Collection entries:
begin
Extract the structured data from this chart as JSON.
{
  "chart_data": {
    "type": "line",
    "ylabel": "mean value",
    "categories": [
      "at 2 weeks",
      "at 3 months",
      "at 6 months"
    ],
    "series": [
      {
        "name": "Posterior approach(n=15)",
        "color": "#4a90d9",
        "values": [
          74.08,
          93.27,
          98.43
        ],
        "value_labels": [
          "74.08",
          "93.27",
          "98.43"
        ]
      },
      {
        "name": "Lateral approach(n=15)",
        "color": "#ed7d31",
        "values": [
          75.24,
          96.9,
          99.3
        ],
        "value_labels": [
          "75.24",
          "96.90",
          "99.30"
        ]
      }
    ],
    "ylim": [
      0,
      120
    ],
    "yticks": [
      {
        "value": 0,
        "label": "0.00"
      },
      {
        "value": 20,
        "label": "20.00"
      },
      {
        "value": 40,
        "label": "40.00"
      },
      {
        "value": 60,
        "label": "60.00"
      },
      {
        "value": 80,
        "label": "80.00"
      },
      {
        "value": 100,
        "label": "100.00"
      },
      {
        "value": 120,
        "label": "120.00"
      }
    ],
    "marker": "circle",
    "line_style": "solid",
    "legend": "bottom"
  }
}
end
What the exercise asks: Take the entries above and transcribe them in full.

Complete response:
Extract the structured data from this chart as JSON.
{
  "chart_data": {
    "type": "line",
    "ylabel": "mean value",
    "categories": [
      "at 2 weeks",
      "at 3 months",
      "at 6 months"
    ],
    "series": [
      {
        "name": "Posterior approach(n=15)",
        "color": "#4a90d9",
        "values": [
          74.08,
          93.27,
          98.43
        ],
        "value_labels": [
          "74.08",
          "93.27",
          "98.43"
        ]
      },
      {
        "name": "Lateral approach(n=15)",
        "color": "#ed7d31",
        "values": [
          75.24,
          96.9,
          99.3
        ],
        "value_labels": [
          "75.24",
          "96.90",
          "99.30"
        ]
      }
    ],
    "ylim": [
      0,
      120
    ],
    "yticks": [
      {
        "value": 0,
        "label": "0.00"
      },
      {
        "value": 20,
        "label": "20.00"
      },
      {
        "value": 40,
        "label": "40.00"
      },
      {
        "value": 60,
        "label": "60.00"
      },
      {
        "value": 80,
        "label": "80.00"
      },
      {
        "value": 100,
        "label": "100.00"
      },
      {
        "value": 120,
        "label": "120.00"
      }
    ],
    "marker": "circle",
    "line_style": "solid",
    "legend": "bottom"
  }
}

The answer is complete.